Would you quote every entry exactly, dropping only the pictures?

* BEGIN INPUT *

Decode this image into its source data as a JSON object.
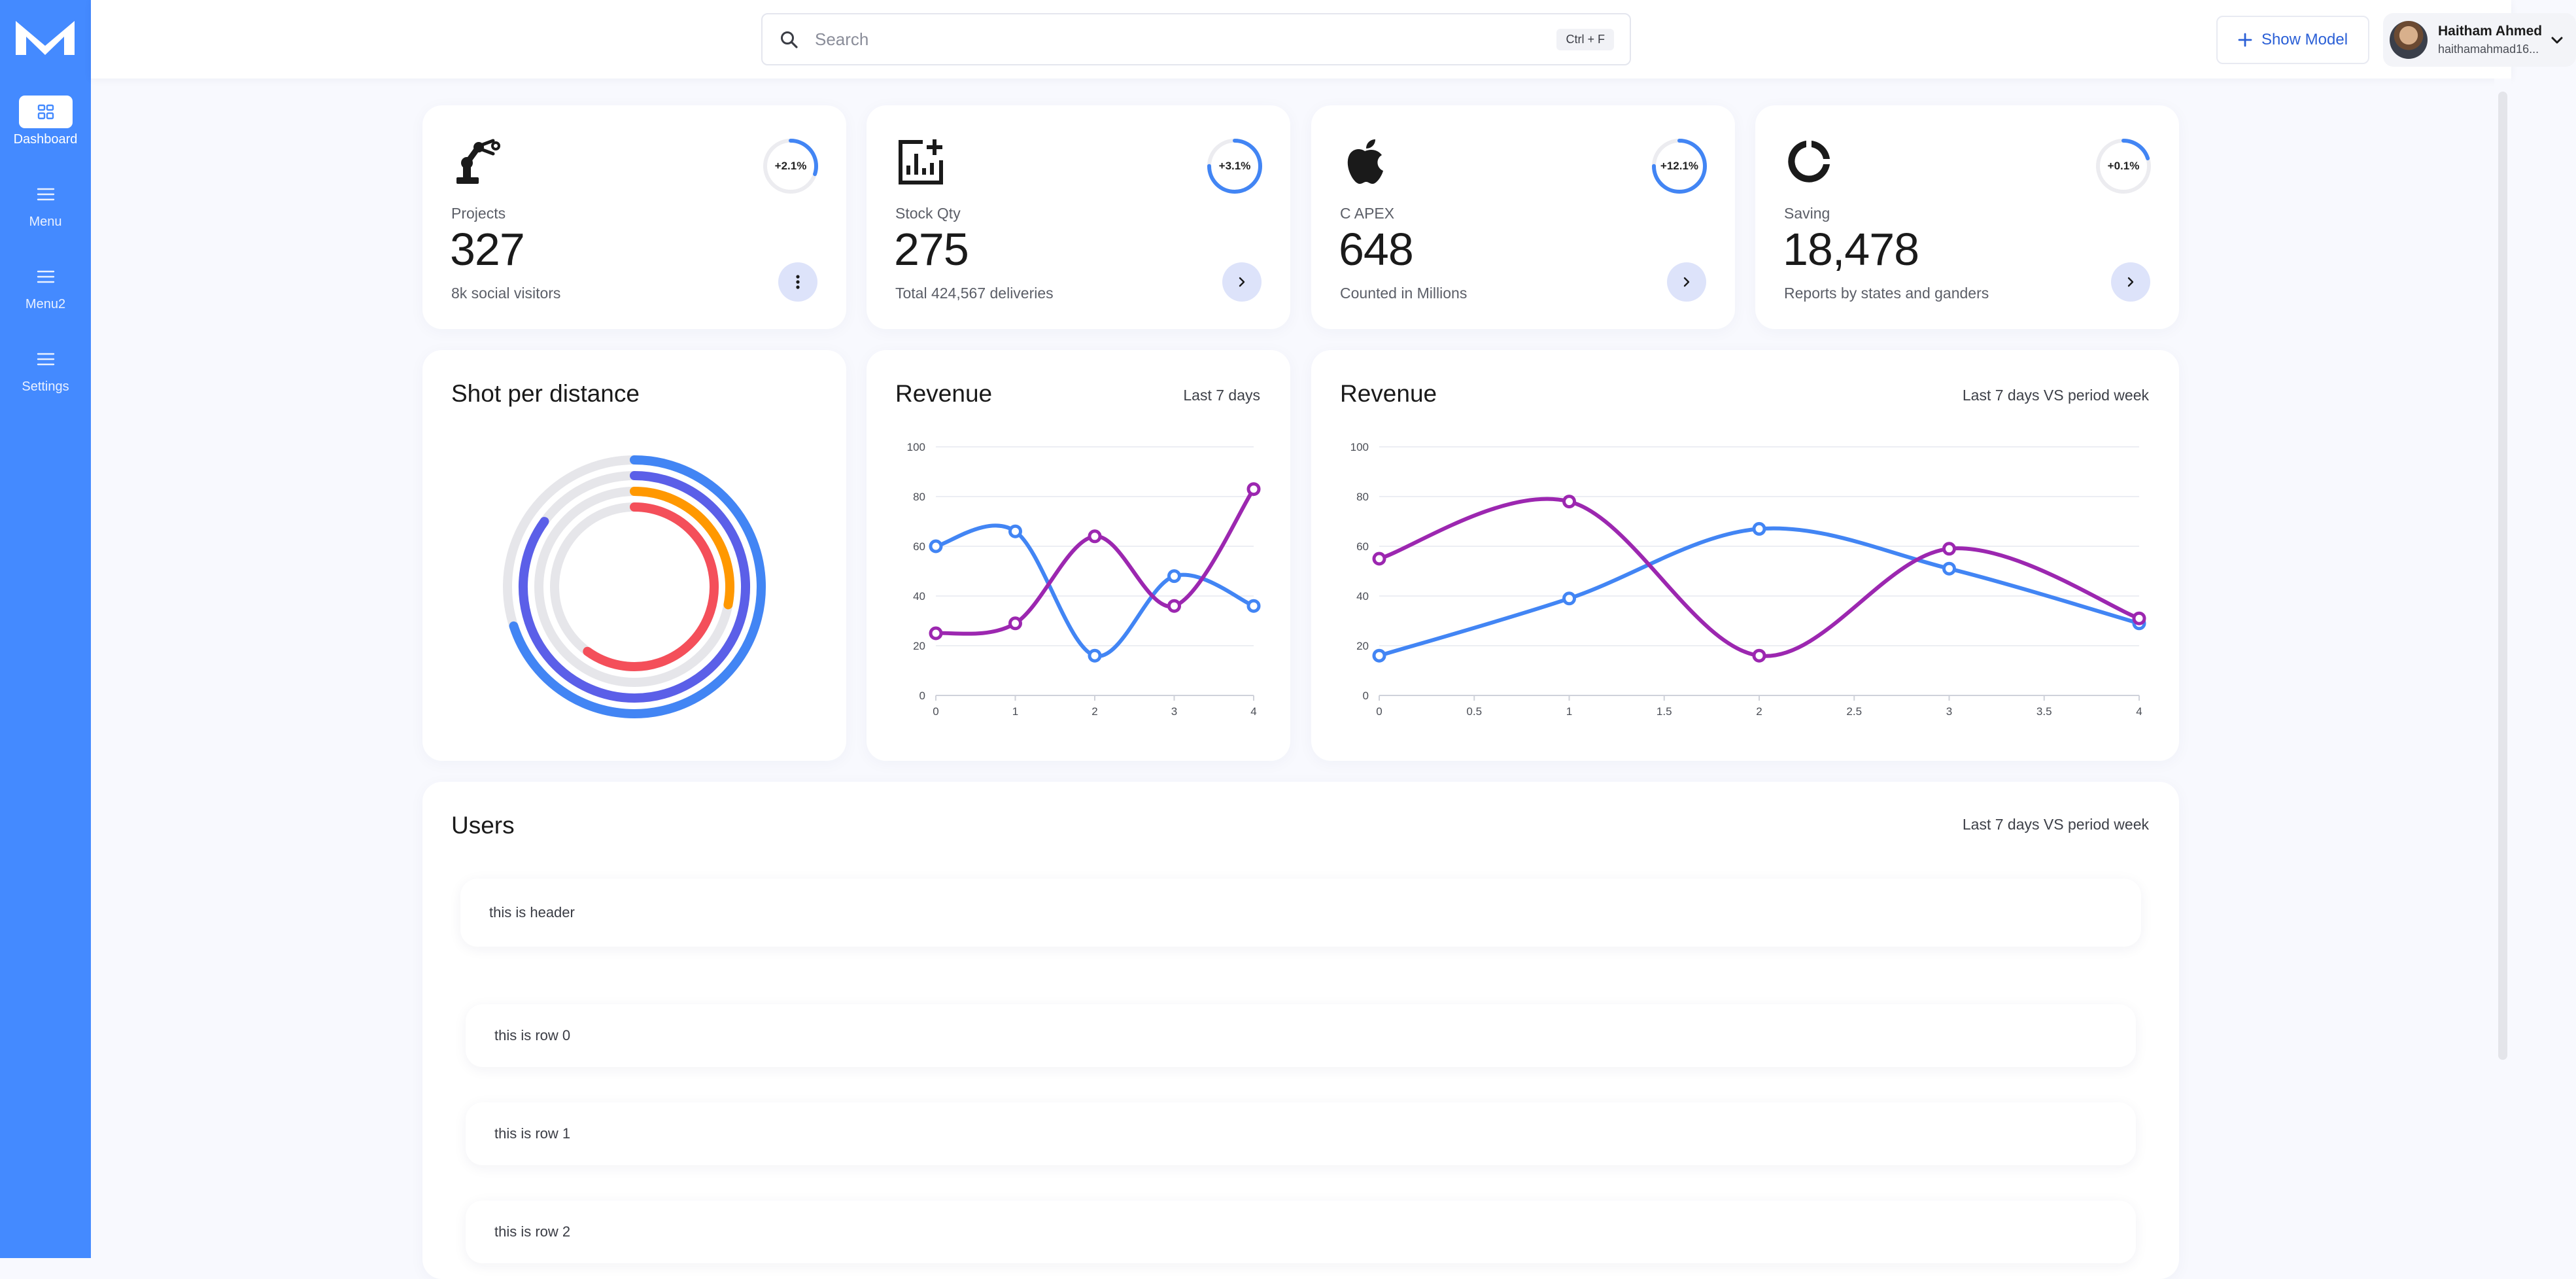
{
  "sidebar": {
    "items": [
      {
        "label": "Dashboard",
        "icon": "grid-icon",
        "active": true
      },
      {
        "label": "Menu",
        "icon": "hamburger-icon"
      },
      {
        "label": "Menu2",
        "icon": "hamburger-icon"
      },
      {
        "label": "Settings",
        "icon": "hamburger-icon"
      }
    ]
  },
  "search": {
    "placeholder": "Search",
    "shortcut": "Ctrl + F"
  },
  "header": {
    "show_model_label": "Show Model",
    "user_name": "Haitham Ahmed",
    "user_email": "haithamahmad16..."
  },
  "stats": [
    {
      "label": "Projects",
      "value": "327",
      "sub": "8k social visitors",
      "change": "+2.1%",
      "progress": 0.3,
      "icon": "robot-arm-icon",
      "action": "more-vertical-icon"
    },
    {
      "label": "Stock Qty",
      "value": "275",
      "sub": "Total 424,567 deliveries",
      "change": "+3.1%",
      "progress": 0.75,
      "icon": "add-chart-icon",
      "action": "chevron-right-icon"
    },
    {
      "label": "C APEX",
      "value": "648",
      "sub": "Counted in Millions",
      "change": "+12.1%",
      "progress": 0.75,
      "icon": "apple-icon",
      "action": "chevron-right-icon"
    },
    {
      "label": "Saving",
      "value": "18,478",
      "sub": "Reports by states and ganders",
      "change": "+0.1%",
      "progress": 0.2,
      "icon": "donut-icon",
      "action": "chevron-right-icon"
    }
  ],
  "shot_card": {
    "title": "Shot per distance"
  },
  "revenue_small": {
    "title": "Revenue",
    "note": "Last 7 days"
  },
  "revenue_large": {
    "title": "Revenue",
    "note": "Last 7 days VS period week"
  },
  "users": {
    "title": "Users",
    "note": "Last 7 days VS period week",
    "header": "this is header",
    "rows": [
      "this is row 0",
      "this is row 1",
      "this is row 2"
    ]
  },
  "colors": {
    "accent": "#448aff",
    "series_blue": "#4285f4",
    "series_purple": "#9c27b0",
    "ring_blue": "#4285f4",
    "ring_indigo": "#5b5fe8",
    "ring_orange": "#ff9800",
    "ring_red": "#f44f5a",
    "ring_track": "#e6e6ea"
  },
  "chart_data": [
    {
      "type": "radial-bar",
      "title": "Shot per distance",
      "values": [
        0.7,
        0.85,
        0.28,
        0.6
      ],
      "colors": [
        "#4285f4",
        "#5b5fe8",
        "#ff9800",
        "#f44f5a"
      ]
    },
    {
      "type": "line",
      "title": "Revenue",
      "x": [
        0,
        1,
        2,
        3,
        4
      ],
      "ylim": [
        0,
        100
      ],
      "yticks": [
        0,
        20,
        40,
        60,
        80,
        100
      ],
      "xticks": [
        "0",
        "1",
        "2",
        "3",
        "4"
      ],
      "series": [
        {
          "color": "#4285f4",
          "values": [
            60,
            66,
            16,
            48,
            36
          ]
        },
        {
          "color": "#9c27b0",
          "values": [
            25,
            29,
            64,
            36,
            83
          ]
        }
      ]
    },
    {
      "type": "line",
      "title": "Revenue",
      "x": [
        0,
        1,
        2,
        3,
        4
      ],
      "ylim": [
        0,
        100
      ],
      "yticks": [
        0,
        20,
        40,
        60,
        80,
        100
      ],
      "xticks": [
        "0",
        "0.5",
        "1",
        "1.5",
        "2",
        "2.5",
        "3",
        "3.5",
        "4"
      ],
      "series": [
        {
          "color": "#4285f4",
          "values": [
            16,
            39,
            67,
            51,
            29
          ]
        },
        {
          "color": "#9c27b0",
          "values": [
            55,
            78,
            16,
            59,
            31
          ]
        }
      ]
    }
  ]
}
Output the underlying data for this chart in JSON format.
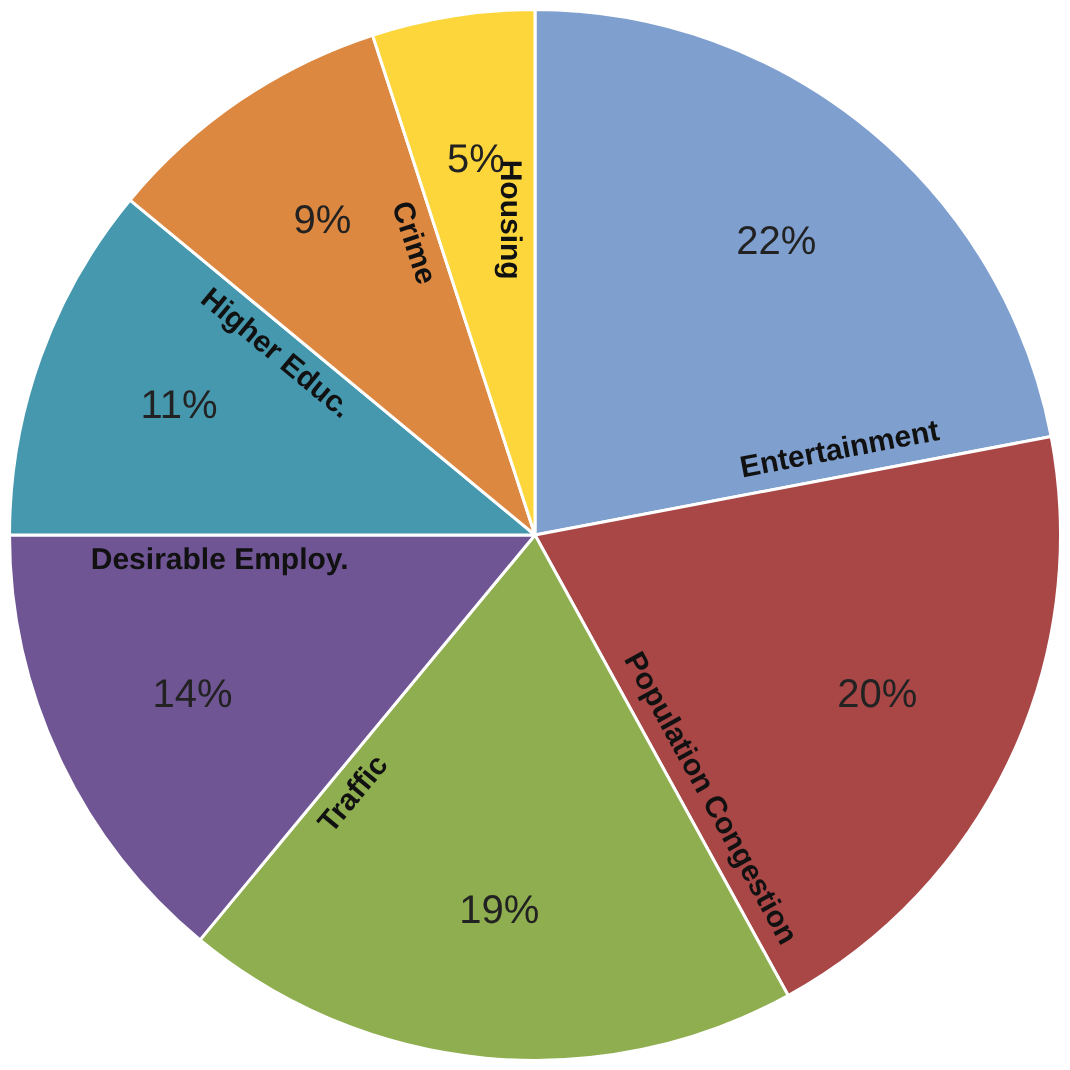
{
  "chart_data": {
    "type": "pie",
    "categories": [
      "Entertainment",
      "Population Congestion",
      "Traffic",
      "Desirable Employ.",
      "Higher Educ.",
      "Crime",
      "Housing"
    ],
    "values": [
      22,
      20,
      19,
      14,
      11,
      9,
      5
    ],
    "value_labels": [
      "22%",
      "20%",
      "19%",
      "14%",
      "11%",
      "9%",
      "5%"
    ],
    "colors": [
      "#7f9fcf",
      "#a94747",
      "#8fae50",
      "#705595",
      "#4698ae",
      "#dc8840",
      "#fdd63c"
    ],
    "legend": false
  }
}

* END INPUT *

### EXERCISE RESULT:
Decode this image into its source data as a JSON object.
{
  "sidebar": {
    "items": [
      {
        "label": "Dashboard",
        "icon": "grid-icon",
        "active": true
      },
      {
        "label": "Menu",
        "icon": "hamburger-icon"
      },
      {
        "label": "Menu2",
        "icon": "hamburger-icon"
      },
      {
        "label": "Settings",
        "icon": "hamburger-icon"
      }
    ]
  },
  "search": {
    "placeholder": "Search",
    "shortcut": "Ctrl + F"
  },
  "header": {
    "show_model_label": "Show Model",
    "user_name": "Haitham Ahmed",
    "user_email": "haithamahmad16..."
  },
  "stats": [
    {
      "label": "Projects",
      "value": "327",
      "sub": "8k social visitors",
      "change": "+2.1%",
      "progress": 0.3,
      "icon": "robot-arm-icon",
      "action": "more-vertical-icon"
    },
    {
      "label": "Stock Qty",
      "value": "275",
      "sub": "Total 424,567 deliveries",
      "change": "+3.1%",
      "progress": 0.75,
      "icon": "add-chart-icon",
      "action": "chevron-right-icon"
    },
    {
      "label": "C APEX",
      "value": "648",
      "sub": "Counted in Millions",
      "change": "+12.1%",
      "progress": 0.75,
      "icon": "apple-icon",
      "action": "chevron-right-icon"
    },
    {
      "label": "Saving",
      "value": "18,478",
      "sub": "Reports by states and ganders",
      "change": "+0.1%",
      "progress": 0.2,
      "icon": "donut-icon",
      "action": "chevron-right-icon"
    }
  ],
  "shot_card": {
    "title": "Shot per distance"
  },
  "revenue_small": {
    "title": "Revenue",
    "note": "Last 7 days"
  },
  "revenue_large": {
    "title": "Revenue",
    "note": "Last 7 days VS period week"
  },
  "users": {
    "title": "Users",
    "note": "Last 7 days VS period week",
    "header": "this is header",
    "rows": [
      "this is row 0",
      "this is row 1",
      "this is row 2"
    ]
  },
  "colors": {
    "accent": "#448aff",
    "series_blue": "#4285f4",
    "series_purple": "#9c27b0",
    "ring_blue": "#4285f4",
    "ring_indigo": "#5b5fe8",
    "ring_orange": "#ff9800",
    "ring_red": "#f44f5a",
    "ring_track": "#e6e6ea"
  },
  "chart_data": [
    {
      "type": "radial-bar",
      "title": "Shot per distance",
      "values": [
        0.7,
        0.85,
        0.28,
        0.6
      ],
      "colors": [
        "#4285f4",
        "#5b5fe8",
        "#ff9800",
        "#f44f5a"
      ]
    },
    {
      "type": "line",
      "title": "Revenue",
      "x": [
        0,
        1,
        2,
        3,
        4
      ],
      "ylim": [
        0,
        100
      ],
      "yticks": [
        0,
        20,
        40,
        60,
        80,
        100
      ],
      "xticks": [
        "0",
        "1",
        "2",
        "3",
        "4"
      ],
      "series": [
        {
          "color": "#4285f4",
          "values": [
            60,
            66,
            16,
            48,
            36
          ]
        },
        {
          "color": "#9c27b0",
          "values": [
            25,
            29,
            64,
            36,
            83
          ]
        }
      ]
    },
    {
      "type": "line",
      "title": "Revenue",
      "x": [
        0,
        1,
        2,
        3,
        4
      ],
      "ylim": [
        0,
        100
      ],
      "yticks": [
        0,
        20,
        40,
        60,
        80,
        100
      ],
      "xticks": [
        "0",
        "0.5",
        "1",
        "1.5",
        "2",
        "2.5",
        "3",
        "3.5",
        "4"
      ],
      "series": [
        {
          "color": "#4285f4",
          "values": [
            16,
            39,
            67,
            51,
            29
          ]
        },
        {
          "color": "#9c27b0",
          "values": [
            55,
            78,
            16,
            59,
            31
          ]
        }
      ]
    }
  ]
}
Output the underlying data for this chart in JSON format.
{
  "chart_data": {
    "type": "pie",
    "categories": [
      "Entertainment",
      "Population Congestion",
      "Traffic",
      "Desirable Employ.",
      "Higher Educ.",
      "Crime",
      "Housing"
    ],
    "values": [
      22,
      20,
      19,
      14,
      11,
      9,
      5
    ],
    "value_labels": [
      "22%",
      "20%",
      "19%",
      "14%",
      "11%",
      "9%",
      "5%"
    ],
    "colors": [
      "#7f9fcf",
      "#a94747",
      "#8fae50",
      "#705595",
      "#4698ae",
      "#dc8840",
      "#fdd63c"
    ],
    "legend": false
  }
}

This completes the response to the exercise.